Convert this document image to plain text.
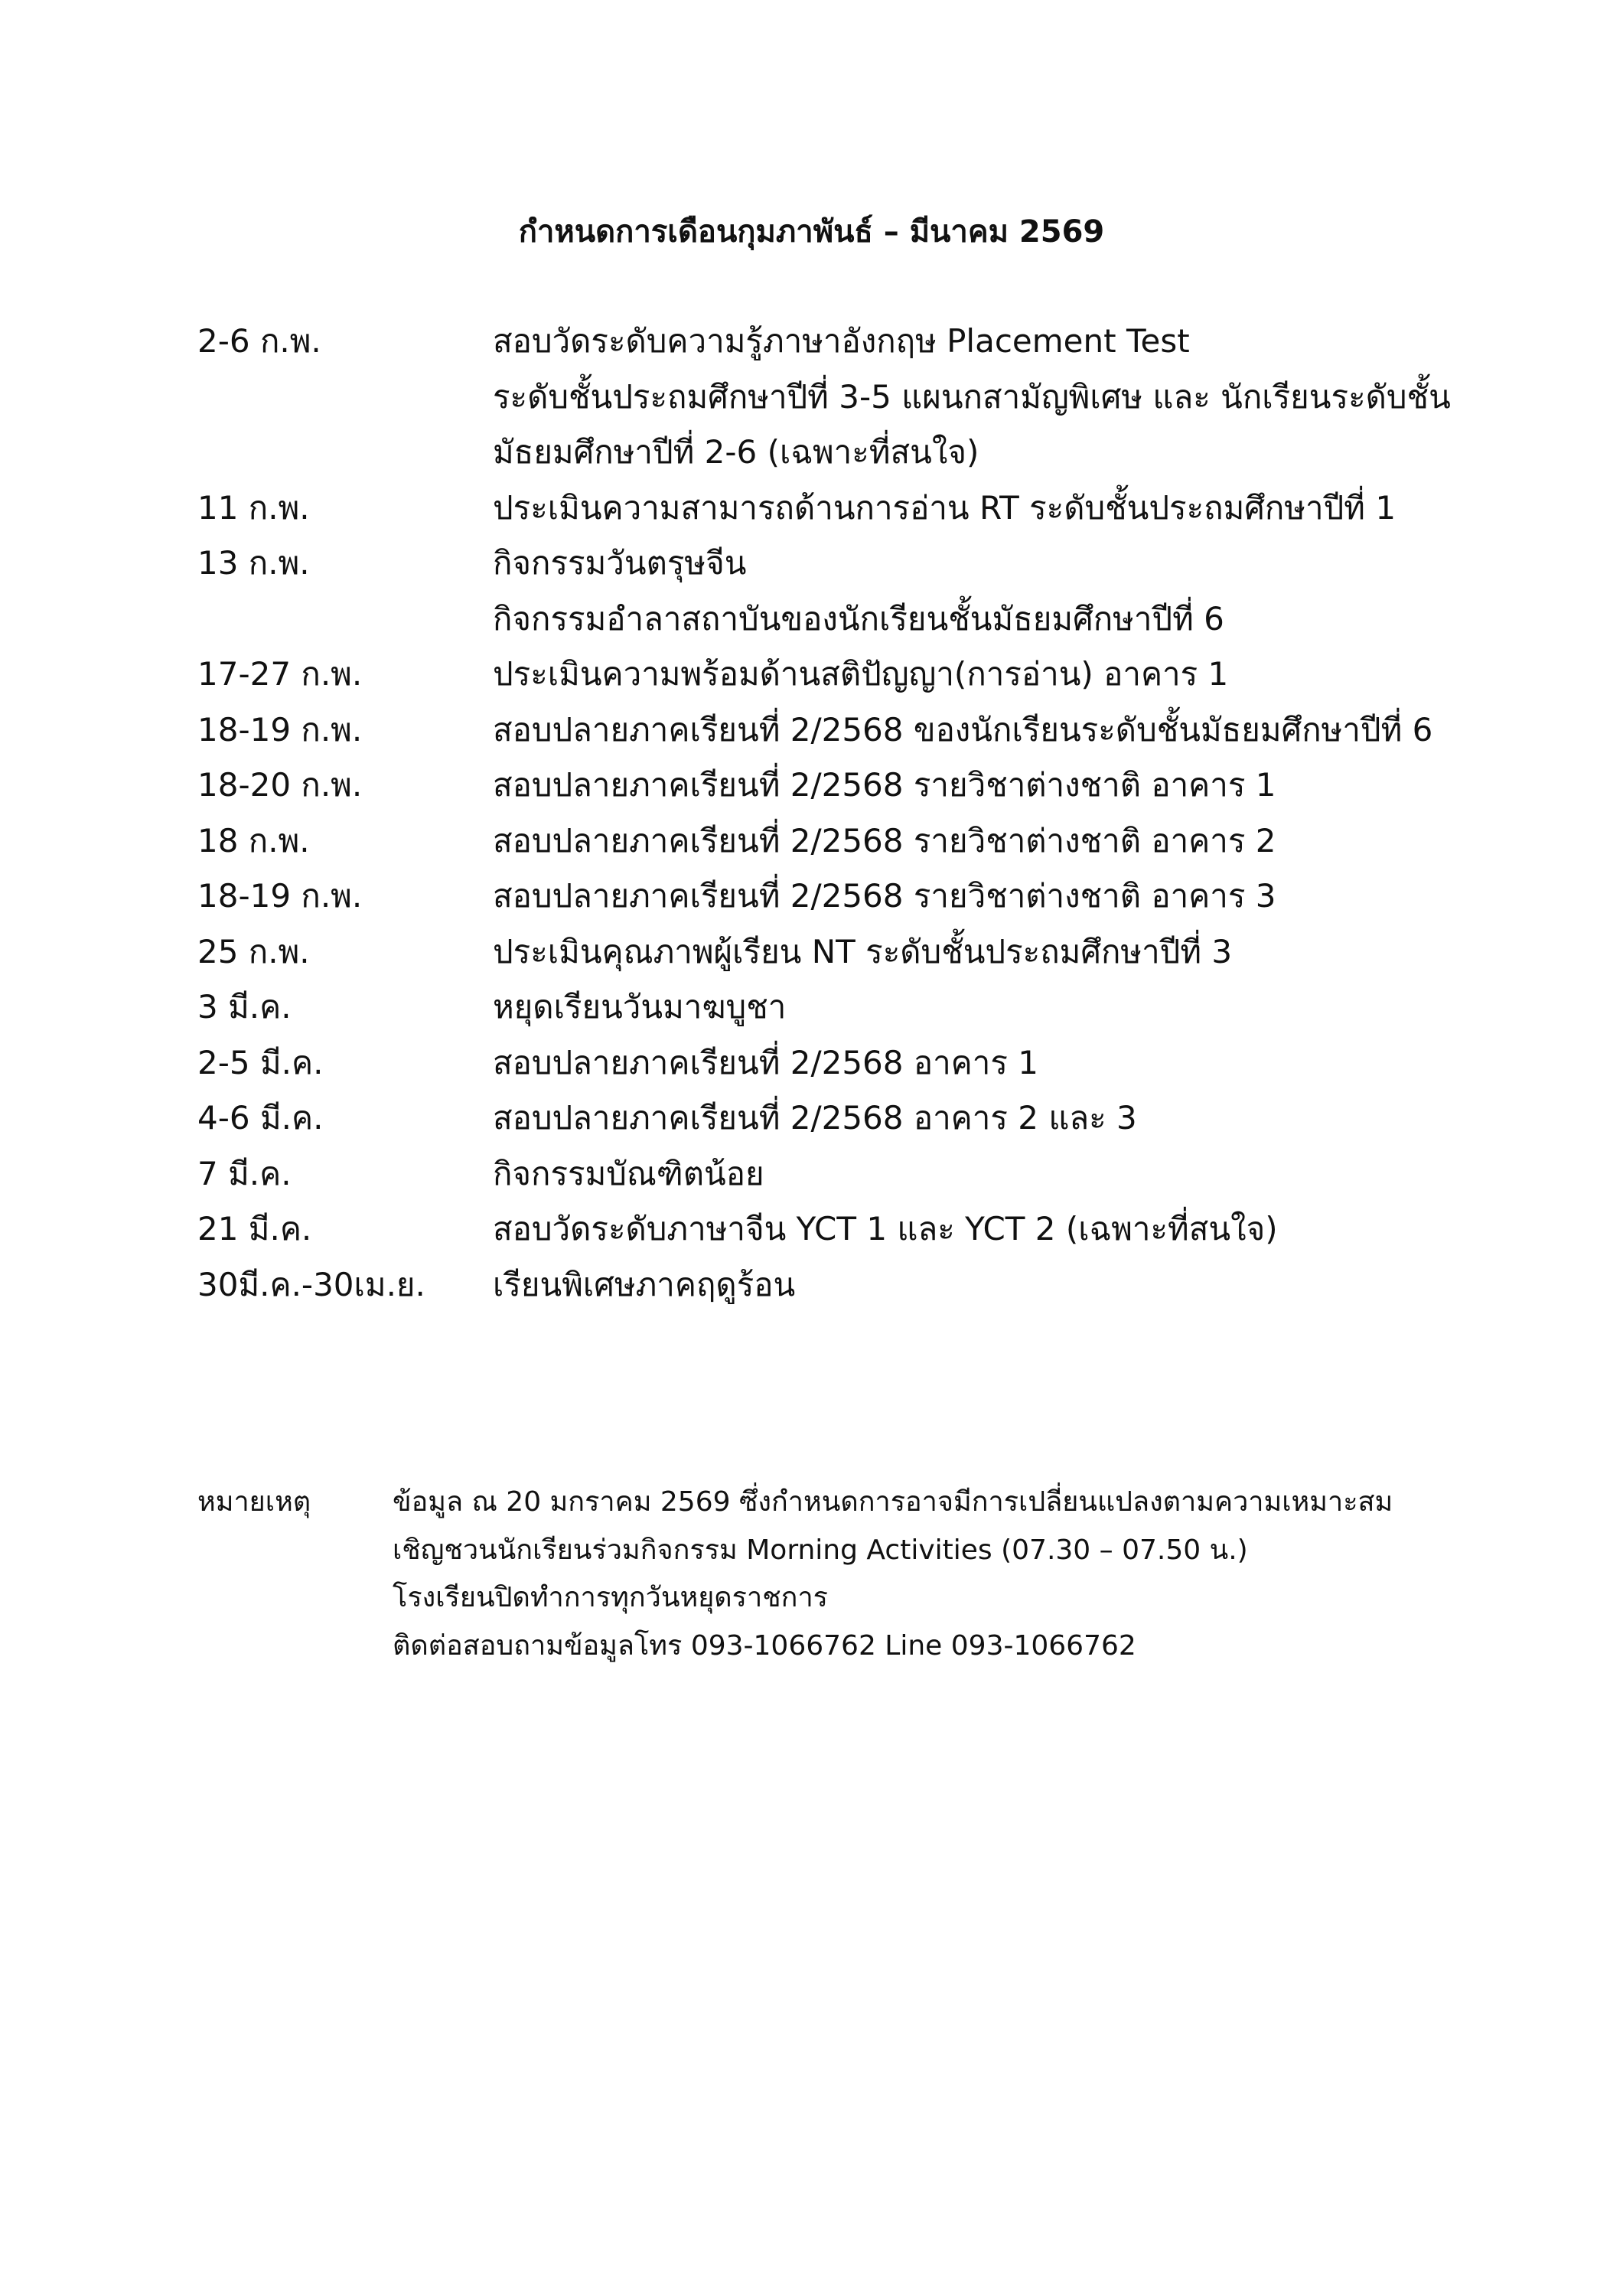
กำหนดการเดือนกุมภาพันธ์ – มีนาคม 2569
2-6 ก.พ.	สอบวัดระดับความรู้ภาษาอังกฤษ Placement Test
ระดับชั้นประถมศึกษาปีที่ 3-5 แผนกสามัญพิเศษ และ นักเรียนระดับชั้น
มัธยมศึกษาปีที่ 2-6 (เฉพาะที่สนใจ)
11 ก.พ.	ประเมินความสามารถด้านการอ่าน RT ระดับชั้นประถมศึกษาปีที่ 1
13 ก.พ.	กิจกรรมวันตรุษจีน
กิจกรรมอำลาสถาบันของนักเรียนชั้นมัธยมศึกษาปีที่ 6
17-27 ก.พ.	ประเมินความพร้อมด้านสติปัญญา(การอ่าน) อาคาร 1
18-19 ก.พ.	สอบปลายภาคเรียนที่ 2/2568 ของนักเรียนระดับชั้นมัธยมศึกษาปีที่ 6
18-20 ก.พ.	สอบปลายภาคเรียนที่ 2/2568 รายวิชาต่างชาติ อาคาร 1
18 ก.พ.	สอบปลายภาคเรียนที่ 2/2568 รายวิชาต่างชาติ อาคาร 2
18-19 ก.พ.	สอบปลายภาคเรียนที่ 2/2568 รายวิชาต่างชาติ อาคาร 3
25 ก.พ.	ประเมินคุณภาพผู้เรียน NT ระดับชั้นประถมศึกษาปีที่ 3
3 มี.ค.	หยุดเรียนวันมาฆบูชา
2-5 มี.ค.	สอบปลายภาคเรียนที่ 2/2568 อาคาร 1
4-6 มี.ค.	สอบปลายภาคเรียนที่ 2/2568 อาคาร 2 และ 3
7 มี.ค.	กิจกรรมบัณฑิตน้อย
21 มี.ค.	สอบวัดระดับภาษาจีน YCT 1 และ YCT 2 (เฉพาะที่สนใจ)
30มี.ค.-30เม.ย.	เรียนพิเศษภาคฤดูร้อน
หมายเหตุ	ข้อมูล ณ 20 มกราคม 2569 ซึ่งกำหนดการอาจมีการเปลี่ยนแปลงตามความเหมาะสม
เชิญชวนนักเรียนร่วมกิจกรรม Morning Activities (07.30 – 07.50 น.)
โรงเรียนปิดทำการทุกวันหยุดราชการ
ติดต่อสอบถามข้อมูลโทร 093-1066762 Line 093-1066762
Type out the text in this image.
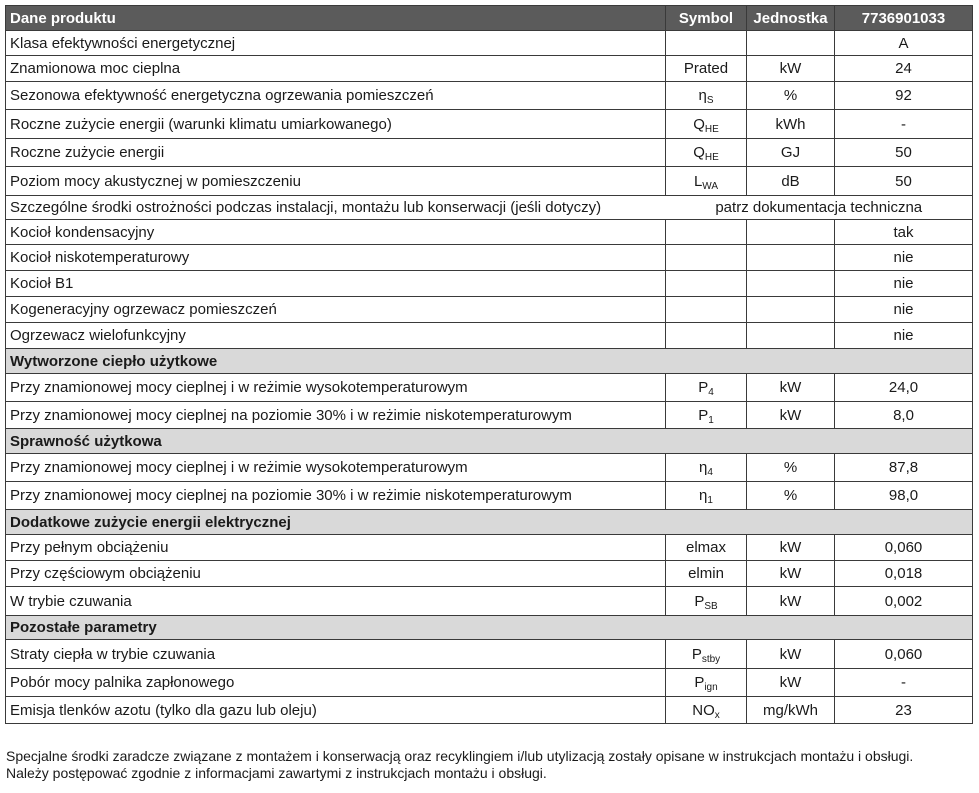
Dane produktu	Symbol	Jednostka	7736901033
Klasa efektywności energetycznej			A
Znamionowa moc cieplna	Prated	kW	24
Sezonowa efektywność energetyczna ogrzewania pomieszczeń	$\eta_S$	%	92
Roczne zużycie energii (warunki klimatu umiarkowanego)	$Q_{HE}$	kWh	-
Roczne zużycie energii	$Q_{HE}$	GJ	50
Poziom mocy akustycznej w pomieszczeniu	$L_{WA}$	dB	50
Szczególne środki ostrożności podczas instalacji, montażu lub konserwacji (jeśli dotyczy)	patrz dokumentacja techniczna		
Kocioł kondensacyjny			tak
Kocioł niskotemperaturowy			nie
Kocioł B1			nie
Kogeneracyjny ogrzewacz pomieszczeń			nie
Ogrzewacz wielofunkcyjny			nie
Wytworzone ciepło użytkowe			
Przy znamionowej mocy cieplnej i w reżimie wysokotemperaturowym	$P_4$	kW	24,0
Przy znamionowej mocy cieplnej na poziomie 30% i w reżimie niskotemperaturowym	$P_1$	kW	8,0
Sprawność użytkowa			
Przy znamionowej mocy cieplnej i w reżimie wysokotemperaturowym	$\eta_4$	%	87,8
Przy znamionowej mocy cieplnej na poziomie 30% i w reżimie niskotemperaturowym	$\eta_1$	%	98,0
Dodatkowe zużycie energii elektrycznej			
Przy pełnym obciążeniu	elmax	kW	0,060
Przy częściowym obciążeniu	elmin	kW	0,018
W trybie czuwania	$P_{SB}$	kW	0,002
Pozostałe parametry			
Straty ciepła w trybie czuwania	$P_{stby}$	kW	0,060
Pobór mocy palnika zapłonowego	$P_{ign}$	kW	-
Emisja tlenków azotu (tylko dla gazu lub oleju)	$NO_x$	mg/kWh	23
Specjalne środki zaradcze związane z montażem i konserwacją oraz recyklingiem i/lub utylizacją zostały opisane w instrukcjach montażu i obsługi.
Należy postępować zgodnie z informacjami zawartymi z instrukcjach montażu i obsługi.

Required work: Copy every line of the records above that contains "างชาต".

Reply to the exercise:
18-20 ก.พ.	สอบปลายภาคเรียนที่ 2/2568 รายวิชาต่างชาติ อาคาร 1
18 ก.พ.	สอบปลายภาคเรียนที่ 2/2568 รายวิชาต่างชาติ อาคาร 2
18-19 ก.พ.	สอบปลายภาคเรียนที่ 2/2568 รายวิชาต่างชาติ อาคาร 3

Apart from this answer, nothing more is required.